* START Task data *
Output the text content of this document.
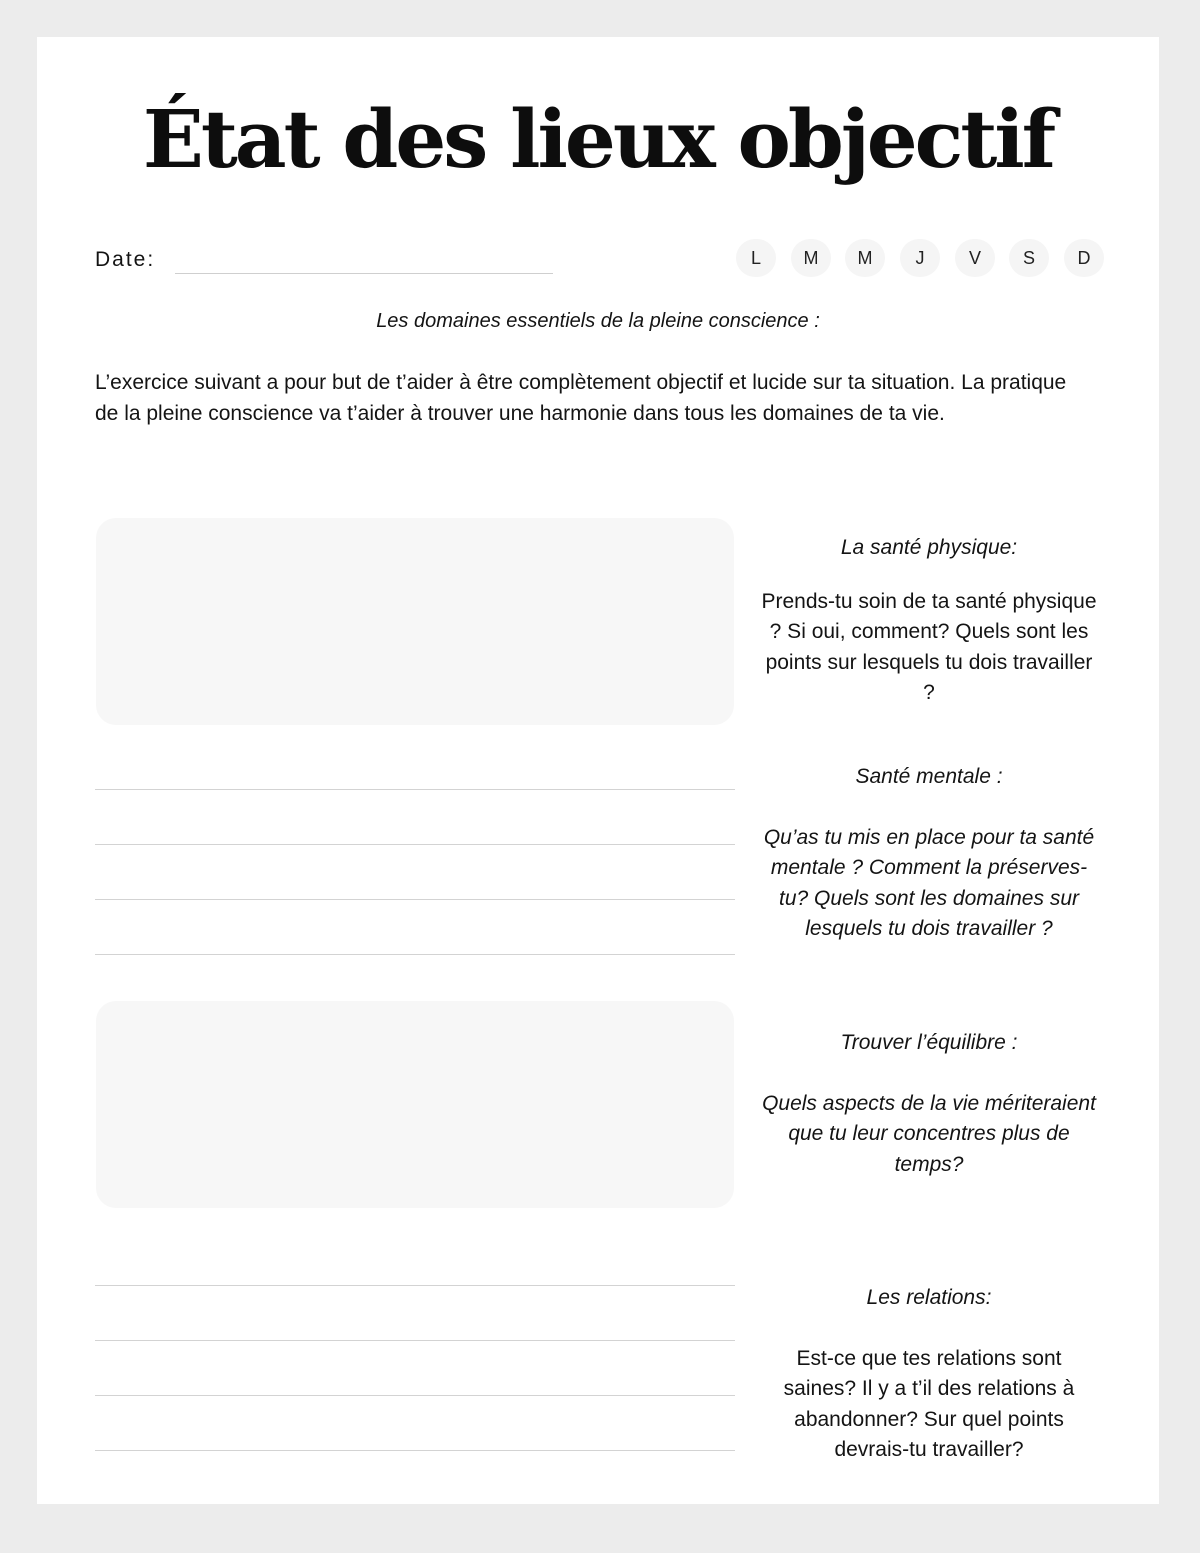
État des lieux objectif
Date:	L	M	M	J	V	S	D
Les domaines essentiels de la pleine conscience :

L’exercice suivant a pour but de t’aider à être complètement objectif et lucide sur ta situation. La pratique de la pleine conscience va t’aider à trouver une harmonie dans tous les domaines de ta vie.

La santé physique:
Prends-tu soin de ta santé physique ? Si oui, comment? Quels sont les points sur lesquels tu dois travailler ?
Santé mentale :
Qu’as tu mis en place pour ta santé mentale ? Comment la préserves-tu? Quels sont les domaines sur lesquels tu dois travailler ?
Trouver l’équilibre :
Quels aspects de la vie mériteraient que tu leur concentres plus de temps?
Les relations:
Est-ce que tes relations sont saines? Il y a t’il des relations à abandonner? Sur quel points devrais-tu travailler?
* END Task data *
Directive: Locate each line with the word "travailler" and copy it.

The result:
Prends-tu soin de ta santé physique ? Si oui, comment? Quels sont les points sur lesquels tu dois travailler ?
Qu’as tu mis en place pour ta santé mentale ? Comment la préserves-tu? Quels sont les domaines sur lesquels tu dois travailler ?
Est-ce que tes relations sont saines? Il y a t’il des relations à abandonner? Sur quel points devrais-tu travailler?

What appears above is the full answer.